**Data**
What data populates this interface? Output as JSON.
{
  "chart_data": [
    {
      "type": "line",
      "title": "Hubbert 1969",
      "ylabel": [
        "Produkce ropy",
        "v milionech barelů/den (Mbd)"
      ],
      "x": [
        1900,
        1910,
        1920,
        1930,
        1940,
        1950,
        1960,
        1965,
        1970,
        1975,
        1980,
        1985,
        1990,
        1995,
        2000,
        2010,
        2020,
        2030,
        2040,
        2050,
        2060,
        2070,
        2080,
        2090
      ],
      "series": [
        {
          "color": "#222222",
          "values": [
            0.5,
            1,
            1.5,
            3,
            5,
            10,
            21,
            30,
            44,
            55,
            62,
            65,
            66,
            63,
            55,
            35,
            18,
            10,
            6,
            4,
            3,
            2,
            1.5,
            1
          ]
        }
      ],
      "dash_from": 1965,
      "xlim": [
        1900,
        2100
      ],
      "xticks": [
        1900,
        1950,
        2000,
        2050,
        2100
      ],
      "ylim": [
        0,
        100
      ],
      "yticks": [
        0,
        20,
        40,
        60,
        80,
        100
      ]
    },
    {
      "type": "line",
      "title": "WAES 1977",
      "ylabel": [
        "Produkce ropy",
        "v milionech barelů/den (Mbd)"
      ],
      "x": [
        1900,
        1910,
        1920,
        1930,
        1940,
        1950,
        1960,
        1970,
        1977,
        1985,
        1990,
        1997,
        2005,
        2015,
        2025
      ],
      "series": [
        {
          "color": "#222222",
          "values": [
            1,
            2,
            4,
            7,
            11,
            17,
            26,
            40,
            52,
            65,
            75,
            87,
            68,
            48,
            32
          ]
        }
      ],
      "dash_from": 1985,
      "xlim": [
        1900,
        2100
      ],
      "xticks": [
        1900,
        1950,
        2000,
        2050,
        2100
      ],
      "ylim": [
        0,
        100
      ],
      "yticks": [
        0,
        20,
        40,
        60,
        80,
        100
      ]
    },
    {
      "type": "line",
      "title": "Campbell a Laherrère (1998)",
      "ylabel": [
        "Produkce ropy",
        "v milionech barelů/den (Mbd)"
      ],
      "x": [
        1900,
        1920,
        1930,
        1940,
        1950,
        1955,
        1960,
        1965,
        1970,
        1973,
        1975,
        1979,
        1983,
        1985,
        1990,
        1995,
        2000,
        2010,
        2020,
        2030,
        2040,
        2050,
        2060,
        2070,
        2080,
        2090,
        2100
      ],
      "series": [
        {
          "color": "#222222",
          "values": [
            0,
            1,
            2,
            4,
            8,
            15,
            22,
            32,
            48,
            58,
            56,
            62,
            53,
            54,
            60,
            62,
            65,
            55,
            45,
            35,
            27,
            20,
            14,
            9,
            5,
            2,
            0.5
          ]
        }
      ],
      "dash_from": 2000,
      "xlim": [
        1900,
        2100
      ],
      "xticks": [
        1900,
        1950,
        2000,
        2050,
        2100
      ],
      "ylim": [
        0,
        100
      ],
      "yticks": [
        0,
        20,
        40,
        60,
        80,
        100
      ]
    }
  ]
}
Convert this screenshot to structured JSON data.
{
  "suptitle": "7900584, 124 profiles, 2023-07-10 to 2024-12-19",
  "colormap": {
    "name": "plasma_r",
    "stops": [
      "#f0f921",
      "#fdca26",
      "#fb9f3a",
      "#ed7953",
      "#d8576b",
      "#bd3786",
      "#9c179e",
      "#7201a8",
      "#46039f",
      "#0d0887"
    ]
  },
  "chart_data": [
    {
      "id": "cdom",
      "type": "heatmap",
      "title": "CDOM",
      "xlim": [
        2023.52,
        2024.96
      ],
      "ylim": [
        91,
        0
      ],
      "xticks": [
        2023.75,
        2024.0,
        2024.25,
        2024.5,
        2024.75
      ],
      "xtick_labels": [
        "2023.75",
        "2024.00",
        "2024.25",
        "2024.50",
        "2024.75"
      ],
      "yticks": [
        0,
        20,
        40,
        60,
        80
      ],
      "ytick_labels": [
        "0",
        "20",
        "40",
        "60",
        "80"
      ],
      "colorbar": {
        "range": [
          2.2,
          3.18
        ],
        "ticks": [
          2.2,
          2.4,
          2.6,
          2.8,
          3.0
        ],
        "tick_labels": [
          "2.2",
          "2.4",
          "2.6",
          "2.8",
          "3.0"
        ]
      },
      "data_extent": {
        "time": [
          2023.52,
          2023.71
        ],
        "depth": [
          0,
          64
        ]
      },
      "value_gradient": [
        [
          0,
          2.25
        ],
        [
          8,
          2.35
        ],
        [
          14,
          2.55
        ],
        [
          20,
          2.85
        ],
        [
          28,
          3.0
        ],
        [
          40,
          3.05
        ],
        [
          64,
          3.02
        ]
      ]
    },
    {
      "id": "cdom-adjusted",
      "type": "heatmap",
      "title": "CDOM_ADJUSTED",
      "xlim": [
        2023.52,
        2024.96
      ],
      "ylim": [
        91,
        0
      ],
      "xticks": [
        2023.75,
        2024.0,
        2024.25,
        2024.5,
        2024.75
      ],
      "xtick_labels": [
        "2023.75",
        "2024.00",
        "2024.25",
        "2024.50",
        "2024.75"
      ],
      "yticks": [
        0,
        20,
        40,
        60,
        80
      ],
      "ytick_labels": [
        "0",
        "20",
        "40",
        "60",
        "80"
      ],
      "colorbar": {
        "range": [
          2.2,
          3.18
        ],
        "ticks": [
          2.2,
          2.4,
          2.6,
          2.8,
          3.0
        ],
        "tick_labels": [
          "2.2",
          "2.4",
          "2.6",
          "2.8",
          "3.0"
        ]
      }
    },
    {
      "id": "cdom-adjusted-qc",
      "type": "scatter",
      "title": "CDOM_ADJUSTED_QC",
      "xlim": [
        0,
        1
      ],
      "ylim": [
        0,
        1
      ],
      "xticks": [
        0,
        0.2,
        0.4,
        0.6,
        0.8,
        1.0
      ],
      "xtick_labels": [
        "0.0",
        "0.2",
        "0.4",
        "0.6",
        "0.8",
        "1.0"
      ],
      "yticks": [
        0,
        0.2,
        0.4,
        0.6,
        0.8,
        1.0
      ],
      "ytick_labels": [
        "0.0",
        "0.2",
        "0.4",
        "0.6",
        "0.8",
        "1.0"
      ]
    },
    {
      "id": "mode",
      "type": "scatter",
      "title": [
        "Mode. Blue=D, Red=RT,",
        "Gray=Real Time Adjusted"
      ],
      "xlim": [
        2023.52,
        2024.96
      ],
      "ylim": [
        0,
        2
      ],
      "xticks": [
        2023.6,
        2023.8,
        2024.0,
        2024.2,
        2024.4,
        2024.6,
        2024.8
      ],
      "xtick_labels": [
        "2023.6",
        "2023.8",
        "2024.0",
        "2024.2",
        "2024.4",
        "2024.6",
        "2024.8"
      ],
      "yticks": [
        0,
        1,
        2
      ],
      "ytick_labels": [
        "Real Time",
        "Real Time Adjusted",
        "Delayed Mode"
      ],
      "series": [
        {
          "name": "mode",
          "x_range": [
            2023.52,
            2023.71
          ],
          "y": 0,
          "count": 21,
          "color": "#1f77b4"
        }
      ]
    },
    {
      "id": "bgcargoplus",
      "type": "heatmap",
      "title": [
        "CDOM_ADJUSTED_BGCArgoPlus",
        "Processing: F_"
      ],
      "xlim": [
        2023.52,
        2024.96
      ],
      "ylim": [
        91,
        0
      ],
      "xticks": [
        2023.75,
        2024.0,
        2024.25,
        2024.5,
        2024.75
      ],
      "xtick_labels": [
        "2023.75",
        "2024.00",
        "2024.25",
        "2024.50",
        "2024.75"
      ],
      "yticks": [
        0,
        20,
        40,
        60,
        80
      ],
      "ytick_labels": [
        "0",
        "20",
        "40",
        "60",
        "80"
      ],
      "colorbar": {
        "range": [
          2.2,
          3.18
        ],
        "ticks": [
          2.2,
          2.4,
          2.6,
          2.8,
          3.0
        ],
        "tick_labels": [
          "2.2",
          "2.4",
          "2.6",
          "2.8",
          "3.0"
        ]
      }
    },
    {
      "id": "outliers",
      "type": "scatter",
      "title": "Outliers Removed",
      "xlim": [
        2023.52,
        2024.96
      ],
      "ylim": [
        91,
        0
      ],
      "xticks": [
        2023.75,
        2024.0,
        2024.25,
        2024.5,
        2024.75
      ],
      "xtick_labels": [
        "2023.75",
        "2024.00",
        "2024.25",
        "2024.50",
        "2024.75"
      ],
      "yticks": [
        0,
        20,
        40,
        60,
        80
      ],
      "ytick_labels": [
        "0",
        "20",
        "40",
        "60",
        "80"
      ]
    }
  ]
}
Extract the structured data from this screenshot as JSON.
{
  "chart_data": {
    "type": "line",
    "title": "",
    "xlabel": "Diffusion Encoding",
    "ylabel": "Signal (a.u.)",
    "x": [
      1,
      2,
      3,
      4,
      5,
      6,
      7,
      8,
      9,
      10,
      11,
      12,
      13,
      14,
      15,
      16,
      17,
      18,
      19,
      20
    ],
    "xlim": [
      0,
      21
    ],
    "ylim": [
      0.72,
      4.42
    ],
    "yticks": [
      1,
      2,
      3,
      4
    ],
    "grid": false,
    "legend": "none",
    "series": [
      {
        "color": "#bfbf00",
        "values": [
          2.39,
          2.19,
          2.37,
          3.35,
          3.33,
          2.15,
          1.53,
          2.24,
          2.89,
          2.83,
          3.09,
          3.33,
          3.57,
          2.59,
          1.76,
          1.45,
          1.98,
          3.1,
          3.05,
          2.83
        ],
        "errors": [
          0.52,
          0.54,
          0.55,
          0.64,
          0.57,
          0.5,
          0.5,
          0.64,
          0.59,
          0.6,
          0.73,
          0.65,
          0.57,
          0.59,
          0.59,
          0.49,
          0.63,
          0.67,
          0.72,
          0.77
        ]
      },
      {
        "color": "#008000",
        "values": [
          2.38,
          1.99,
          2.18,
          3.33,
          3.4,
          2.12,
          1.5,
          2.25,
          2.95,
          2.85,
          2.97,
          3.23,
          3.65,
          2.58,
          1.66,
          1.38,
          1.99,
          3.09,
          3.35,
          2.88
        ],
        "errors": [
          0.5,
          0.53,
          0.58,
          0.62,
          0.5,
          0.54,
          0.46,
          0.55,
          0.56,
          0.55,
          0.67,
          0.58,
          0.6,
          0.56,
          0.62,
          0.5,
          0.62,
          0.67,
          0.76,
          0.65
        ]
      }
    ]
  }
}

**Goal**
Find the word "Real" in the entries above and gather every line that holds it.

**Final answer**
        "Gray=Real Time Adjusted"
        "Real Time",
        "Real Time Adjusted",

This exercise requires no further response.